# Written problem
Write out the material below again, unchanged.

# Record excerpts

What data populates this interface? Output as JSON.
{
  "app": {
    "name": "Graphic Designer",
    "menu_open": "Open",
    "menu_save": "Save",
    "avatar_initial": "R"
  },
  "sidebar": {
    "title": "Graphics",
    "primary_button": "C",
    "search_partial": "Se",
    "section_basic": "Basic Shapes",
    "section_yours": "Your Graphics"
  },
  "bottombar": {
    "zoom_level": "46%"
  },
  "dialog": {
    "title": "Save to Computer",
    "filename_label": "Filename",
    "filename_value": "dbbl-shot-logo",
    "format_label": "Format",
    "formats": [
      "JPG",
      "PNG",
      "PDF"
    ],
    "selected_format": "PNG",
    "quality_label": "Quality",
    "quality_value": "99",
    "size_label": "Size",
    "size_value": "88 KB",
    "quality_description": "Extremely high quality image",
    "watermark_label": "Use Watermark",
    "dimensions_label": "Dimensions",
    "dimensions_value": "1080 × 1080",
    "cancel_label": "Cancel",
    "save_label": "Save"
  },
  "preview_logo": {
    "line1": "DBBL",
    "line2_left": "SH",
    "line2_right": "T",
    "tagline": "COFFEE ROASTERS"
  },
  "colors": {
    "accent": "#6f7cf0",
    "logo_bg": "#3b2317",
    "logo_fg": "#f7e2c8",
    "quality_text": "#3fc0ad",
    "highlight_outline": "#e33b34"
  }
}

# Output for this exercise
What data populates this interface? Output as JSON.
{
  "app": {
    "name": "Graphic Designer",
    "menu_open": "Open",
    "menu_save": "Save",
    "avatar_initial": "R"
  },
  "sidebar": {
    "title": "Graphics",
    "primary_button": "C",
    "search_partial": "Se",
    "section_basic": "Basic Shapes",
    "section_yours": "Your Graphics"
  },
  "bottombar": {
    "zoom_level": "46%"
  },
  "dialog": {
    "title": "Save to Computer",
    "filename_label": "Filename",
    "filename_value": "dbbl-shot-logo",
    "format_label": "Format",
    "formats": [
      "JPG",
      "PNG",
      "PDF"
    ],
    "selected_format": "PNG",
    "quality_label": "Quality",
    "quality_value": "99",
    "size_label": "Size",
    "size_value": "88 KB",
    "quality_description": "Extremely high quality image",
    "watermark_label": "Use Watermark",
    "dimensions_label": "Dimensions",
    "dimensions_value": "1080 × 1080",
    "cancel_label": "Cancel",
    "save_label": "Save"
  },
  "preview_logo": {
    "line1": "DBBL",
    "line2_left": "SH",
    "line2_right": "T",
    "tagline": "COFFEE ROASTERS"
  },
  "colors": {
    "accent": "#6f7cf0",
    "logo_bg": "#3b2317",
    "logo_fg": "#f7e2c8",
    "quality_text": "#3fc0ad",
    "highlight_outline": "#e33b34"
  }
}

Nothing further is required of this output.